* **What you have to do**
Copy out these lines character for character, omitting the picture.

* **Provided data**
------------------------------------------------------------------------

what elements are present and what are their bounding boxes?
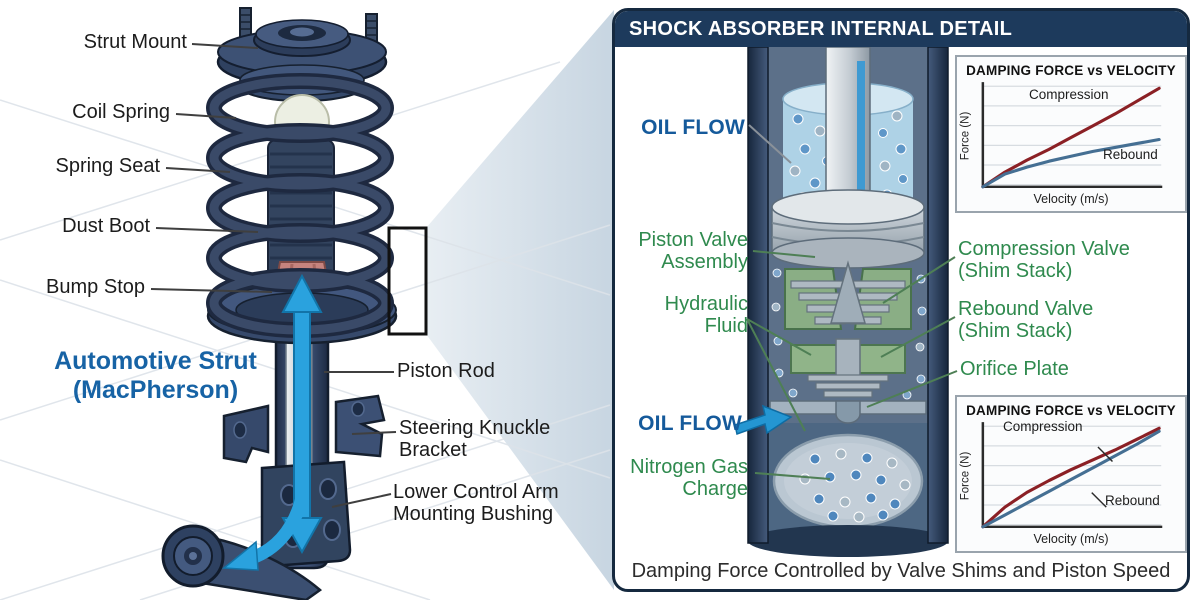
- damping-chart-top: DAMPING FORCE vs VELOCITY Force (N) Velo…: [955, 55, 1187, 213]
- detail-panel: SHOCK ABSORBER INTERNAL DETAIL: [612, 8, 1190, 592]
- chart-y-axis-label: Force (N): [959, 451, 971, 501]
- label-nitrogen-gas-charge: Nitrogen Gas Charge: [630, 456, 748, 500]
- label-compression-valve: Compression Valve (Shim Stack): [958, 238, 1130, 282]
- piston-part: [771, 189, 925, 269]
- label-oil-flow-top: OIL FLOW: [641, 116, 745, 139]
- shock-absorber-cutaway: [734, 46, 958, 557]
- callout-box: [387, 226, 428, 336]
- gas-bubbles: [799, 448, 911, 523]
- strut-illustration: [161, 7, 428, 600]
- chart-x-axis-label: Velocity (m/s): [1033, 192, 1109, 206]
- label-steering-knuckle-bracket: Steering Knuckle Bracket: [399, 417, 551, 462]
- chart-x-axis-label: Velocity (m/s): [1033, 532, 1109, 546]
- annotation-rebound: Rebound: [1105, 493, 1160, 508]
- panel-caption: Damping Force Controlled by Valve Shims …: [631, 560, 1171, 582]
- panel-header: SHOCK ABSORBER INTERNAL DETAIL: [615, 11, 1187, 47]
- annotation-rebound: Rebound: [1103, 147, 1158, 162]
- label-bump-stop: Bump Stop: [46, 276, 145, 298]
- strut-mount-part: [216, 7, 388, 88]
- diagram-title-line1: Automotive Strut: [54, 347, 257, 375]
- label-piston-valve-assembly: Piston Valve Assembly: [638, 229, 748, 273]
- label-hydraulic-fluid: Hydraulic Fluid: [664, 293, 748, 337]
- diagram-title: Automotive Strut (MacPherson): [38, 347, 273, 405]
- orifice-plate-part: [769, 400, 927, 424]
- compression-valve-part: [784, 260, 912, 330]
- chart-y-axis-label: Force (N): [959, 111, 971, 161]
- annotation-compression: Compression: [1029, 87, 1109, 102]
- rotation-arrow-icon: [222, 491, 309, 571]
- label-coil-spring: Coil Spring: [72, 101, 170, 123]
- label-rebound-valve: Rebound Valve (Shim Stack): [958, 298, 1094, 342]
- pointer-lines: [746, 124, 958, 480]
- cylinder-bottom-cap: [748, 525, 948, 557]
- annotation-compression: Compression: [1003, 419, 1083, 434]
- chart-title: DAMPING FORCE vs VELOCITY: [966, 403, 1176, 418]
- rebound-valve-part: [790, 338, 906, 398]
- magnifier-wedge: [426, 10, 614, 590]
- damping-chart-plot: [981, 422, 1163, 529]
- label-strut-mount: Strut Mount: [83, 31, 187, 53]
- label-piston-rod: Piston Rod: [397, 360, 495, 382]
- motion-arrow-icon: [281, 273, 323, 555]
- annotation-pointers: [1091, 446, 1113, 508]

------------------------------------------------------------------------

* **Solution to the exercise**
what elements are present and what are their bounding boxes?
- damping-chart-top: DAMPING FORCE vs VELOCITY Force (N) Velo…: [955, 55, 1187, 213]
- detail-panel: SHOCK ABSORBER INTERNAL DETAIL: [612, 8, 1190, 592]
- chart-y-axis-label: Force (N): [959, 451, 971, 501]
- label-nitrogen-gas-charge: Nitrogen Gas Charge: [630, 456, 748, 500]
- label-compression-valve: Compression Valve (Shim Stack): [958, 238, 1130, 282]
- piston-part: [771, 189, 925, 269]
- label-oil-flow-top: OIL FLOW: [641, 116, 745, 139]
- shock-absorber-cutaway: [734, 46, 958, 557]
- callout-box: [387, 226, 428, 336]
- gas-bubbles: [799, 448, 911, 523]
- strut-illustration: [161, 7, 428, 600]
- chart-x-axis-label: Velocity (m/s): [1033, 192, 1109, 206]
- label-steering-knuckle-bracket: Steering Knuckle Bracket: [399, 417, 551, 462]
- chart-x-axis-label: Velocity (m/s): [1033, 532, 1109, 546]
- annotation-rebound: Rebound: [1105, 493, 1160, 508]
- panel-caption: Damping Force Controlled by Valve Shims …: [631, 560, 1171, 582]
- panel-header: SHOCK ABSORBER INTERNAL DETAIL: [615, 11, 1187, 47]
- annotation-rebound: Rebound: [1103, 147, 1158, 162]
- label-bump-stop: Bump Stop: [46, 276, 145, 298]
- strut-mount-part: [216, 7, 388, 88]
- diagram-title-line1: Automotive Strut: [54, 347, 257, 375]
- label-piston-valve-assembly: Piston Valve Assembly: [638, 229, 748, 273]
- label-hydraulic-fluid: Hydraulic Fluid: [664, 293, 748, 337]
- diagram-title: Automotive Strut (MacPherson): [38, 347, 273, 405]
- orifice-plate-part: [769, 400, 927, 424]
- compression-valve-part: [784, 260, 912, 330]
- chart-y-axis-label: Force (N): [959, 111, 971, 161]
- annotation-compression: Compression: [1029, 87, 1109, 102]
- rotation-arrow-icon: [222, 491, 309, 571]
- label-coil-spring: Coil Spring: [72, 101, 170, 123]
- label-rebound-valve: Rebound Valve (Shim Stack): [958, 298, 1094, 342]
- pointer-lines: [746, 124, 958, 480]
- cylinder-bottom-cap: [748, 525, 948, 557]
- annotation-compression: Compression: [1003, 419, 1083, 434]
- chart-title: DAMPING FORCE vs VELOCITY: [966, 403, 1176, 418]
- rebound-valve-part: [790, 338, 906, 398]
- magnifier-wedge: [426, 10, 614, 590]
- damping-chart-plot: [981, 422, 1163, 529]
- label-strut-mount: Strut Mount: [83, 31, 187, 53]
- label-piston-rod: Piston Rod: [397, 360, 495, 382]
- motion-arrow-icon: [281, 273, 323, 555]
- annotation-pointers: [1091, 446, 1113, 508]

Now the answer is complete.